[Stored dataset items]
---
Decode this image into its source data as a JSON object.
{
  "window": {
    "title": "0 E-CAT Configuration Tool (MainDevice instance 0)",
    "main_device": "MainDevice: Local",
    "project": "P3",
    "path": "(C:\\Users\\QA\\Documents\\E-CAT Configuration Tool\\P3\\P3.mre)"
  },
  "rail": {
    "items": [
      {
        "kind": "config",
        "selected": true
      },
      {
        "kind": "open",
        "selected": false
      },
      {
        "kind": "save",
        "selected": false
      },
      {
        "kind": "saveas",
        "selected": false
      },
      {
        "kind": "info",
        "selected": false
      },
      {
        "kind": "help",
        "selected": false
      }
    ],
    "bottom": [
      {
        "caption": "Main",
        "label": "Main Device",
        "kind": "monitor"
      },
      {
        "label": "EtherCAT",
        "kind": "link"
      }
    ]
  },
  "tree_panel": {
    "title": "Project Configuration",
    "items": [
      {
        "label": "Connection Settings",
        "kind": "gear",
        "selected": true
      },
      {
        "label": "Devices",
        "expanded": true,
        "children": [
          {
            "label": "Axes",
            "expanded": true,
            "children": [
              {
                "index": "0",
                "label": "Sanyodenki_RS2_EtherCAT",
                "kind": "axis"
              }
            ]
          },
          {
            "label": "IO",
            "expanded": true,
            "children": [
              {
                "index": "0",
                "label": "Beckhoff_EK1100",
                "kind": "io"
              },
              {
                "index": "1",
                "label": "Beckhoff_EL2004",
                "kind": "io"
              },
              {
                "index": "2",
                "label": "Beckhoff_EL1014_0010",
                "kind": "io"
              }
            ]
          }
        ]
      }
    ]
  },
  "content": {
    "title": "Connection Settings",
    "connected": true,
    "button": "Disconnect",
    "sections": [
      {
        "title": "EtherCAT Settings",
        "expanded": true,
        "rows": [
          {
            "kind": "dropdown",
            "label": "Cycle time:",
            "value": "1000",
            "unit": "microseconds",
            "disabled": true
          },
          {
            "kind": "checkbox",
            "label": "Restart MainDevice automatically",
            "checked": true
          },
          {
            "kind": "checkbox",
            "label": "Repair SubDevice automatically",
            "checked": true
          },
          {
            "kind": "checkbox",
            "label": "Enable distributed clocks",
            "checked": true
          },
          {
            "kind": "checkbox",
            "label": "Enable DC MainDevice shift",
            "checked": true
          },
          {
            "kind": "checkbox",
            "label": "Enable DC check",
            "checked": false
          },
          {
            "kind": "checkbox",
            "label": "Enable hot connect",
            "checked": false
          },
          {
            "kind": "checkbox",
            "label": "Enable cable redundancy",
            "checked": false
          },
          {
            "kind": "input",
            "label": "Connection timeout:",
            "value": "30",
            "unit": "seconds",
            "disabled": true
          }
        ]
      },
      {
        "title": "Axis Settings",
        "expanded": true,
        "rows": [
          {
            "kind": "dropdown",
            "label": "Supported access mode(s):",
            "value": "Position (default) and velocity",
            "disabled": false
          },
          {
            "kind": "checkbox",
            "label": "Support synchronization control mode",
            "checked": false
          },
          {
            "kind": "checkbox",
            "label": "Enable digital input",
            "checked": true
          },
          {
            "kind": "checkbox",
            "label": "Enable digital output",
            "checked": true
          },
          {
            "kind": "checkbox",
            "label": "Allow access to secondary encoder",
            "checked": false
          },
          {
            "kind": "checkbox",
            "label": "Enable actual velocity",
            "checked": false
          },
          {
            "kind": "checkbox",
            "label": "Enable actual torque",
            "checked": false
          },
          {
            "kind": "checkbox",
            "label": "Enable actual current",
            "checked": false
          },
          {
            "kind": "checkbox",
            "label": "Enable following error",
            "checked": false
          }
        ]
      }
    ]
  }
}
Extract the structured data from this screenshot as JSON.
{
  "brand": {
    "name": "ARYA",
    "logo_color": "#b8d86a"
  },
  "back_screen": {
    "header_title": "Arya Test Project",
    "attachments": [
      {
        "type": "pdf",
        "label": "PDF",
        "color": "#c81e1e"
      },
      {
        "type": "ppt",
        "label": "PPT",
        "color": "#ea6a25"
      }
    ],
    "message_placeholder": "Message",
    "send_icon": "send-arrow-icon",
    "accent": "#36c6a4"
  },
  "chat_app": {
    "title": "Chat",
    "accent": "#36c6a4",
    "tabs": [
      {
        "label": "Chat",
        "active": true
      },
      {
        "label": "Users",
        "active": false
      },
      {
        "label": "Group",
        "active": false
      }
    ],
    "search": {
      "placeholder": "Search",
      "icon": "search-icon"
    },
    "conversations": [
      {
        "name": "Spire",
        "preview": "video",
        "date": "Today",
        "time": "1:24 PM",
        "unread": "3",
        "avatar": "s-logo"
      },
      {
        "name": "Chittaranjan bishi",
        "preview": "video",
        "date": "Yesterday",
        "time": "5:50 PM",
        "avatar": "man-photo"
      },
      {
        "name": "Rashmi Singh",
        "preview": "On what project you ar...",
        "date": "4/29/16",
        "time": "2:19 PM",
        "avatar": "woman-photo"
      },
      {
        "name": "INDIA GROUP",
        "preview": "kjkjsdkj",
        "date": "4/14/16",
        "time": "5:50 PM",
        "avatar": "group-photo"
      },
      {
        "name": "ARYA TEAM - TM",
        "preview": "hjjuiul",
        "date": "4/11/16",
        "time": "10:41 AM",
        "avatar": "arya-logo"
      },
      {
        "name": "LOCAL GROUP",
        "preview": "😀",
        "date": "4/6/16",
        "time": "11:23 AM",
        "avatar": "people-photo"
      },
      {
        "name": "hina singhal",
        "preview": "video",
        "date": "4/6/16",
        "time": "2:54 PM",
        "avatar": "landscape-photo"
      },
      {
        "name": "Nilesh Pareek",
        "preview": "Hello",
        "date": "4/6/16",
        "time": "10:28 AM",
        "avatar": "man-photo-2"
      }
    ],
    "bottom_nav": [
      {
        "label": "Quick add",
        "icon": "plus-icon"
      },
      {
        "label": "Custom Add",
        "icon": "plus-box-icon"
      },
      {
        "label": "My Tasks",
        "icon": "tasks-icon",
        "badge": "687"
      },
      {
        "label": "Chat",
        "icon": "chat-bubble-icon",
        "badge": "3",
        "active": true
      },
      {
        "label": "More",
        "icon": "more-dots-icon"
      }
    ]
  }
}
---
> [What to work on] Retype all the records, matching them exactly.

> [Task result]
Decode this image into its source data as a JSON object.
{
  "window": {
    "title": "0 E-CAT Configuration Tool (MainDevice instance 0)",
    "main_device": "MainDevice: Local",
    "project": "P3",
    "path": "(C:\\Users\\QA\\Documents\\E-CAT Configuration Tool\\P3\\P3.mre)"
  },
  "rail": {
    "items": [
      {
        "kind": "config",
        "selected": true
      },
      {
        "kind": "open",
        "selected": false
      },
      {
        "kind": "save",
        "selected": false
      },
      {
        "kind": "saveas",
        "selected": false
      },
      {
        "kind": "info",
        "selected": false
      },
      {
        "kind": "help",
        "selected": false
      }
    ],
    "bottom": [
      {
        "caption": "Main",
        "label": "Main Device",
        "kind": "monitor"
      },
      {
        "label": "EtherCAT",
        "kind": "link"
      }
    ]
  },
  "tree_panel": {
    "title": "Project Configuration",
    "items": [
      {
        "label": "Connection Settings",
        "kind": "gear",
        "selected": true
      },
      {
        "label": "Devices",
        "expanded": true,
        "children": [
          {
            "label": "Axes",
            "expanded": true,
            "children": [
              {
                "index": "0",
                "label": "Sanyodenki_RS2_EtherCAT",
                "kind": "axis"
              }
            ]
          },
          {
            "label": "IO",
            "expanded": true,
            "children": [
              {
                "index": "0",
                "label": "Beckhoff_EK1100",
                "kind": "io"
              },
              {
                "index": "1",
                "label": "Beckhoff_EL2004",
                "kind": "io"
              },
              {
                "index": "2",
                "label": "Beckhoff_EL1014_0010",
                "kind": "io"
              }
            ]
          }
        ]
      }
    ]
  },
  "content": {
    "title": "Connection Settings",
    "connected": true,
    "button": "Disconnect",
    "sections": [
      {
        "title": "EtherCAT Settings",
        "expanded": true,
        "rows": [
          {
            "kind": "dropdown",
            "label": "Cycle time:",
            "value": "1000",
            "unit": "microseconds",
            "disabled": true
          },
          {
            "kind": "checkbox",
            "label": "Restart MainDevice automatically",
            "checked": true
          },
          {
            "kind": "checkbox",
            "label": "Repair SubDevice automatically",
            "checked": true
          },
          {
            "kind": "checkbox",
            "label": "Enable distributed clocks",
            "checked": true
          },
          {
            "kind": "checkbox",
            "label": "Enable DC MainDevice shift",
            "checked": true
          },
          {
            "kind": "checkbox",
            "label": "Enable DC check",
            "checked": false
          },
          {
            "kind": "checkbox",
            "label": "Enable hot connect",
            "checked": false
          },
          {
            "kind": "checkbox",
            "label": "Enable cable redundancy",
            "checked": false
          },
          {
            "kind": "input",
            "label": "Connection timeout:",
            "value": "30",
            "unit": "seconds",
            "disabled": true
          }
        ]
      },
      {
        "title": "Axis Settings",
        "expanded": true,
        "rows": [
          {
            "kind": "dropdown",
            "label": "Supported access mode(s):",
            "value": "Position (default) and velocity",
            "disabled": false
          },
          {
            "kind": "checkbox",
            "label": "Support synchronization control mode",
            "checked": false
          },
          {
            "kind": "checkbox",
            "label": "Enable digital input",
            "checked": true
          },
          {
            "kind": "checkbox",
            "label": "Enable digital output",
            "checked": true
          },
          {
            "kind": "checkbox",
            "label": "Allow access to secondary encoder",
            "checked": false
          },
          {
            "kind": "checkbox",
            "label": "Enable actual velocity",
            "checked": false
          },
          {
            "kind": "checkbox",
            "label": "Enable actual torque",
            "checked": false
          },
          {
            "kind": "checkbox",
            "label": "Enable actual current",
            "checked": false
          },
          {
            "kind": "checkbox",
            "label": "Enable following error",
            "checked": false
          }
        ]
      }
    ]
  }
}
Extract the structured data from this screenshot as JSON.
{
  "brand": {
    "name": "ARYA",
    "logo_color": "#b8d86a"
  },
  "back_screen": {
    "header_title": "Arya Test Project",
    "attachments": [
      {
        "type": "pdf",
        "label": "PDF",
        "color": "#c81e1e"
      },
      {
        "type": "ppt",
        "label": "PPT",
        "color": "#ea6a25"
      }
    ],
    "message_placeholder": "Message",
    "send_icon": "send-arrow-icon",
    "accent": "#36c6a4"
  },
  "chat_app": {
    "title": "Chat",
    "accent": "#36c6a4",
    "tabs": [
      {
        "label": "Chat",
        "active": true
      },
      {
        "label": "Users",
        "active": false
      },
      {
        "label": "Group",
        "active": false
      }
    ],
    "search": {
      "placeholder": "Search",
      "icon": "search-icon"
    },
    "conversations": [
      {
        "name": "Spire",
        "preview": "video",
        "date": "Today",
        "time": "1:24 PM",
        "unread": "3",
        "avatar": "s-logo"
      },
      {
        "name": "Chittaranjan bishi",
        "preview": "video",
        "date": "Yesterday",
        "time": "5:50 PM",
        "avatar": "man-photo"
      },
      {
        "name": "Rashmi Singh",
        "preview": "On what project you ar...",
        "date": "4/29/16",
        "time": "2:19 PM",
        "avatar": "woman-photo"
      },
      {
        "name": "INDIA GROUP",
        "preview": "kjkjsdkj",
        "date": "4/14/16",
        "time": "5:50 PM",
        "avatar": "group-photo"
      },
      {
        "name": "ARYA TEAM - TM",
        "preview": "hjjuiul",
        "date": "4/11/16",
        "time": "10:41 AM",
        "avatar": "arya-logo"
      },
      {
        "name": "LOCAL GROUP",
        "preview": "😀",
        "date": "4/6/16",
        "time": "11:23 AM",
        "avatar": "people-photo"
      },
      {
        "name": "hina singhal",
        "preview": "video",
        "date": "4/6/16",
        "time": "2:54 PM",
        "avatar": "landscape-photo"
      },
      {
        "name": "Nilesh Pareek",
        "preview": "Hello",
        "date": "4/6/16",
        "time": "10:28 AM",
        "avatar": "man-photo-2"
      }
    ],
    "bottom_nav": [
      {
        "label": "Quick add",
        "icon": "plus-icon"
      },
      {
        "label": "Custom Add",
        "icon": "plus-box-icon"
      },
      {
        "label": "My Tasks",
        "icon": "tasks-icon",
        "badge": "687"
      },
      {
        "label": "Chat",
        "icon": "chat-bubble-icon",
        "badge": "3",
        "active": true
      },
      {
        "label": "More",
        "icon": "more-dots-icon"
      }
    ]
  }
}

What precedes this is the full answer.